Dataset records on visual material:
★ ★ ★
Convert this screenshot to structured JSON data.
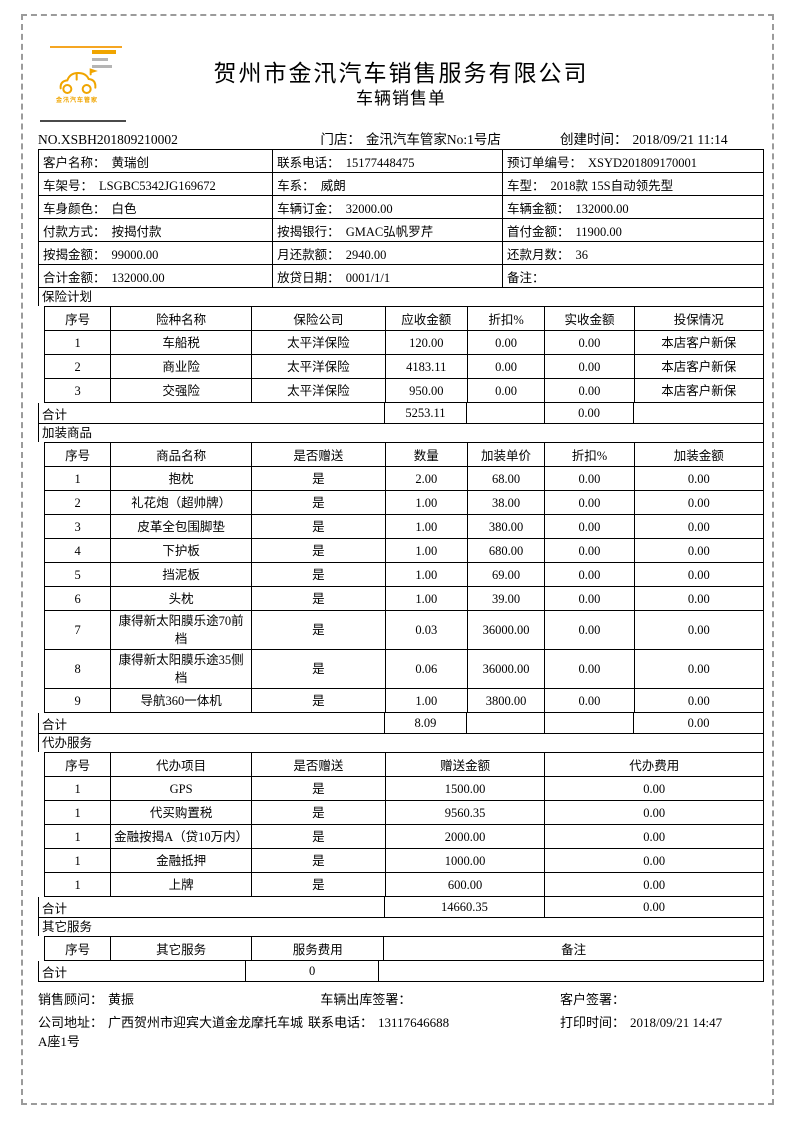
{
  "header": {
    "company_name": "贺州市金汛汽车销售服务有限公司",
    "doc_title": "车辆销售单",
    "logo_text": "金汛汽车管家"
  },
  "meta": {
    "order_no": "NO.XSBH201809210002",
    "store_label": "门店：",
    "store": "金汛汽车管家No:1号店",
    "created_label": "创建时间：",
    "created": "2018/09/21 11:14"
  },
  "info": {
    "rows": [
      [
        {
          "label": "客户名称：",
          "value": "黄瑞创"
        },
        {
          "label": "联系电话：",
          "value": "15177448475"
        },
        {
          "label": "预订单编号：",
          "value": "XSYD201809170001"
        }
      ],
      [
        {
          "label": "车架号：",
          "value": "LSGBC5342JG169672"
        },
        {
          "label": "车系：",
          "value": "威朗"
        },
        {
          "label": "车型：",
          "value": "2018款 15S自动领先型"
        }
      ],
      [
        {
          "label": "车身颜色：",
          "value": "白色"
        },
        {
          "label": "车辆订金：",
          "value": "32000.00"
        },
        {
          "label": "车辆金额：",
          "value": "132000.00"
        }
      ],
      [
        {
          "label": "付款方式：",
          "value": "按揭付款"
        },
        {
          "label": "按揭银行：",
          "value": "GMAC弘帆罗芹"
        },
        {
          "label": "首付金额：",
          "value": "11900.00"
        }
      ],
      [
        {
          "label": "按揭金额：",
          "value": "99000.00"
        },
        {
          "label": "月还款额：",
          "value": "2940.00"
        },
        {
          "label": "还款月数：",
          "value": "36"
        }
      ],
      [
        {
          "label": "合计金额：",
          "value": "132000.00"
        },
        {
          "label": "放贷日期：",
          "value": "0001/1/1"
        },
        {
          "label": "备注：",
          "value": ""
        }
      ]
    ]
  },
  "insurance": {
    "title": "保险计划",
    "headers": [
      "序号",
      "险种名称",
      "保险公司",
      "应收金额",
      "折扣%",
      "实收金额",
      "投保情况"
    ],
    "rows": [
      [
        "1",
        "车船税",
        "太平洋保险",
        "120.00",
        "0.00",
        "0.00",
        "本店客户新保"
      ],
      [
        "2",
        "商业险",
        "太平洋保险",
        "4183.11",
        "0.00",
        "0.00",
        "本店客户新保"
      ],
      [
        "3",
        "交强险",
        "太平洋保险",
        "950.00",
        "0.00",
        "0.00",
        "本店客户新保"
      ]
    ],
    "total_label": "合计",
    "totals": {
      "receivable": "5253.11",
      "received": "0.00"
    }
  },
  "addons": {
    "title": "加装商品",
    "headers": [
      "序号",
      "商品名称",
      "是否赠送",
      "数量",
      "加装单价",
      "折扣%",
      "加装金额"
    ],
    "rows": [
      [
        "1",
        "抱枕",
        "是",
        "2.00",
        "68.00",
        "0.00",
        "0.00"
      ],
      [
        "2",
        "礼花炮（超帅牌）",
        "是",
        "1.00",
        "38.00",
        "0.00",
        "0.00"
      ],
      [
        "3",
        "皮革全包围脚垫",
        "是",
        "1.00",
        "380.00",
        "0.00",
        "0.00"
      ],
      [
        "4",
        "下护板",
        "是",
        "1.00",
        "680.00",
        "0.00",
        "0.00"
      ],
      [
        "5",
        "挡泥板",
        "是",
        "1.00",
        "69.00",
        "0.00",
        "0.00"
      ],
      [
        "6",
        "头枕",
        "是",
        "1.00",
        "39.00",
        "0.00",
        "0.00"
      ],
      [
        "7",
        "康得新太阳膜乐途70前档",
        "是",
        "0.03",
        "36000.00",
        "0.00",
        "0.00"
      ],
      [
        "8",
        "康得新太阳膜乐途35侧档",
        "是",
        "0.06",
        "36000.00",
        "0.00",
        "0.00"
      ],
      [
        "9",
        "导航360一体机",
        "是",
        "1.00",
        "3800.00",
        "0.00",
        "0.00"
      ]
    ],
    "total_label": "合计",
    "totals": {
      "qty": "8.09",
      "amount": "0.00"
    }
  },
  "agency": {
    "title": "代办服务",
    "headers": [
      "序号",
      "代办项目",
      "是否赠送",
      "赠送金额",
      "代办费用"
    ],
    "rows": [
      [
        "1",
        "GPS",
        "是",
        "1500.00",
        "0.00"
      ],
      [
        "1",
        "代买购置税",
        "是",
        "9560.35",
        "0.00"
      ],
      [
        "1",
        "金融按揭A（贷10万内）",
        "是",
        "2000.00",
        "0.00"
      ],
      [
        "1",
        "金融抵押",
        "是",
        "1000.00",
        "0.00"
      ],
      [
        "1",
        "上牌",
        "是",
        "600.00",
        "0.00"
      ]
    ],
    "total_label": "合计",
    "totals": {
      "gift": "14660.35",
      "fee": "0.00"
    }
  },
  "other": {
    "title": "其它服务",
    "headers": [
      "序号",
      "其它服务",
      "服务费用",
      "备注"
    ],
    "total_label": "合计",
    "totals": {
      "fee": "0"
    }
  },
  "footer": {
    "advisor_label": "销售顾问：",
    "advisor_name": "黄振",
    "outbound_sign_label": "车辆出库签署：",
    "customer_sign_label": "客户签署：",
    "address_label": "公司地址：",
    "address": "广西贺州市迎宾大道金龙摩托车城",
    "phone_label": "联系电话：",
    "phone": "13117646688",
    "address_line2": "A座1号",
    "print_label": "打印时间：",
    "print_time": "2018/09/21 14:47"
  },
  "colors": {
    "accent_orange": "#f0a500",
    "line_dark": "#4a4a4a",
    "border_black": "#000000",
    "cutline_gray": "#9b9b9b"
  }
}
★ ★ ★
# [WHAT TO DO]
Set down every record once more, word for word, without pictures.

# [RESPONSE TO THIS TASK]
Convert this screenshot to structured JSON data.
{
  "header": {
    "company_name": "贺州市金汛汽车销售服务有限公司",
    "doc_title": "车辆销售单",
    "logo_text": "金汛汽车管家"
  },
  "meta": {
    "order_no": "NO.XSBH201809210002",
    "store_label": "门店：",
    "store": "金汛汽车管家No:1号店",
    "created_label": "创建时间：",
    "created": "2018/09/21 11:14"
  },
  "info": {
    "rows": [
      [
        {
          "label": "客户名称：",
          "value": "黄瑞创"
        },
        {
          "label": "联系电话：",
          "value": "15177448475"
        },
        {
          "label": "预订单编号：",
          "value": "XSYD201809170001"
        }
      ],
      [
        {
          "label": "车架号：",
          "value": "LSGBC5342JG169672"
        },
        {
          "label": "车系：",
          "value": "威朗"
        },
        {
          "label": "车型：",
          "value": "2018款 15S自动领先型"
        }
      ],
      [
        {
          "label": "车身颜色：",
          "value": "白色"
        },
        {
          "label": "车辆订金：",
          "value": "32000.00"
        },
        {
          "label": "车辆金额：",
          "value": "132000.00"
        }
      ],
      [
        {
          "label": "付款方式：",
          "value": "按揭付款"
        },
        {
          "label": "按揭银行：",
          "value": "GMAC弘帆罗芹"
        },
        {
          "label": "首付金额：",
          "value": "11900.00"
        }
      ],
      [
        {
          "label": "按揭金额：",
          "value": "99000.00"
        },
        {
          "label": "月还款额：",
          "value": "2940.00"
        },
        {
          "label": "还款月数：",
          "value": "36"
        }
      ],
      [
        {
          "label": "合计金额：",
          "value": "132000.00"
        },
        {
          "label": "放贷日期：",
          "value": "0001/1/1"
        },
        {
          "label": "备注：",
          "value": ""
        }
      ]
    ]
  },
  "insurance": {
    "title": "保险计划",
    "headers": [
      "序号",
      "险种名称",
      "保险公司",
      "应收金额",
      "折扣%",
      "实收金额",
      "投保情况"
    ],
    "rows": [
      [
        "1",
        "车船税",
        "太平洋保险",
        "120.00",
        "0.00",
        "0.00",
        "本店客户新保"
      ],
      [
        "2",
        "商业险",
        "太平洋保险",
        "4183.11",
        "0.00",
        "0.00",
        "本店客户新保"
      ],
      [
        "3",
        "交强险",
        "太平洋保险",
        "950.00",
        "0.00",
        "0.00",
        "本店客户新保"
      ]
    ],
    "total_label": "合计",
    "totals": {
      "receivable": "5253.11",
      "received": "0.00"
    }
  },
  "addons": {
    "title": "加装商品",
    "headers": [
      "序号",
      "商品名称",
      "是否赠送",
      "数量",
      "加装单价",
      "折扣%",
      "加装金额"
    ],
    "rows": [
      [
        "1",
        "抱枕",
        "是",
        "2.00",
        "68.00",
        "0.00",
        "0.00"
      ],
      [
        "2",
        "礼花炮（超帅牌）",
        "是",
        "1.00",
        "38.00",
        "0.00",
        "0.00"
      ],
      [
        "3",
        "皮革全包围脚垫",
        "是",
        "1.00",
        "380.00",
        "0.00",
        "0.00"
      ],
      [
        "4",
        "下护板",
        "是",
        "1.00",
        "680.00",
        "0.00",
        "0.00"
      ],
      [
        "5",
        "挡泥板",
        "是",
        "1.00",
        "69.00",
        "0.00",
        "0.00"
      ],
      [
        "6",
        "头枕",
        "是",
        "1.00",
        "39.00",
        "0.00",
        "0.00"
      ],
      [
        "7",
        "康得新太阳膜乐途70前档",
        "是",
        "0.03",
        "36000.00",
        "0.00",
        "0.00"
      ],
      [
        "8",
        "康得新太阳膜乐途35侧档",
        "是",
        "0.06",
        "36000.00",
        "0.00",
        "0.00"
      ],
      [
        "9",
        "导航360一体机",
        "是",
        "1.00",
        "3800.00",
        "0.00",
        "0.00"
      ]
    ],
    "total_label": "合计",
    "totals": {
      "qty": "8.09",
      "amount": "0.00"
    }
  },
  "agency": {
    "title": "代办服务",
    "headers": [
      "序号",
      "代办项目",
      "是否赠送",
      "赠送金额",
      "代办费用"
    ],
    "rows": [
      [
        "1",
        "GPS",
        "是",
        "1500.00",
        "0.00"
      ],
      [
        "1",
        "代买购置税",
        "是",
        "9560.35",
        "0.00"
      ],
      [
        "1",
        "金融按揭A（贷10万内）",
        "是",
        "2000.00",
        "0.00"
      ],
      [
        "1",
        "金融抵押",
        "是",
        "1000.00",
        "0.00"
      ],
      [
        "1",
        "上牌",
        "是",
        "600.00",
        "0.00"
      ]
    ],
    "total_label": "合计",
    "totals": {
      "gift": "14660.35",
      "fee": "0.00"
    }
  },
  "other": {
    "title": "其它服务",
    "headers": [
      "序号",
      "其它服务",
      "服务费用",
      "备注"
    ],
    "total_label": "合计",
    "totals": {
      "fee": "0"
    }
  },
  "footer": {
    "advisor_label": "销售顾问：",
    "advisor_name": "黄振",
    "outbound_sign_label": "车辆出库签署：",
    "customer_sign_label": "客户签署：",
    "address_label": "公司地址：",
    "address": "广西贺州市迎宾大道金龙摩托车城",
    "phone_label": "联系电话：",
    "phone": "13117646688",
    "address_line2": "A座1号",
    "print_label": "打印时间：",
    "print_time": "2018/09/21 14:47"
  },
  "colors": {
    "accent_orange": "#f0a500",
    "line_dark": "#4a4a4a",
    "border_black": "#000000",
    "cutline_gray": "#9b9b9b"
  }
}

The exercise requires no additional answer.